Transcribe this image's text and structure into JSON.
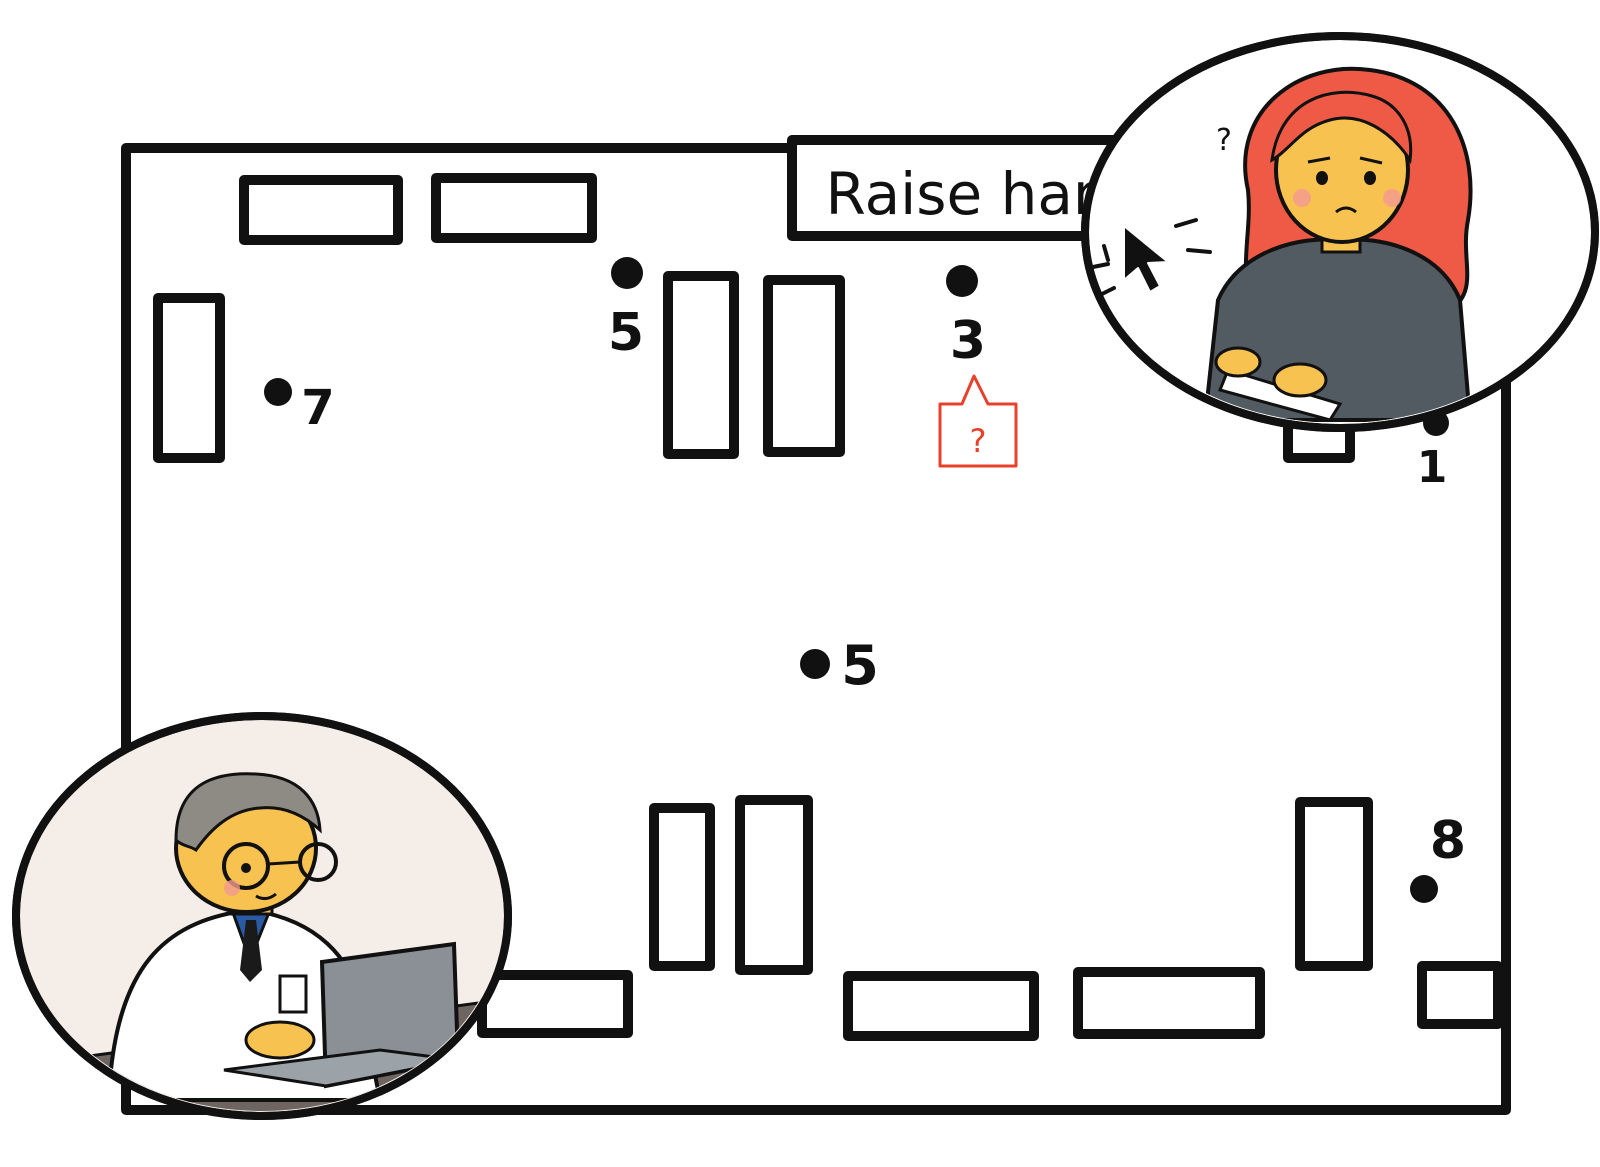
{
  "raise_hand_button": {
    "label": "Raise hand"
  },
  "markers": [
    {
      "id": "5-top",
      "label": "5"
    },
    {
      "id": "3",
      "label": "3"
    },
    {
      "id": "7",
      "label": "7"
    },
    {
      "id": "1",
      "label": "1"
    },
    {
      "id": "5-center",
      "label": "5"
    },
    {
      "id": "8",
      "label": "8"
    }
  ],
  "question_bubble": {
    "text": "?"
  },
  "student": {
    "thought": "?"
  },
  "colors": {
    "ink": "#111111",
    "accent": "#e8402a",
    "student_hair": "#ee5a45",
    "skin": "#f7c24f"
  }
}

━━━━━━━━

Without including any picture, retype the entries exactly.

▶ _Written response_:
Transcribe this image's text and structure into JSON.
{
  "raise_hand_button": {
    "label": "Raise hand"
  },
  "markers": [
    {
      "id": "5-top",
      "label": "5"
    },
    {
      "id": "3",
      "label": "3"
    },
    {
      "id": "7",
      "label": "7"
    },
    {
      "id": "1",
      "label": "1"
    },
    {
      "id": "5-center",
      "label": "5"
    },
    {
      "id": "8",
      "label": "8"
    }
  ],
  "question_bubble": {
    "text": "?"
  },
  "student": {
    "thought": "?"
  },
  "colors": {
    "ink": "#111111",
    "accent": "#e8402a",
    "student_hair": "#ee5a45",
    "skin": "#f7c24f"
  }
}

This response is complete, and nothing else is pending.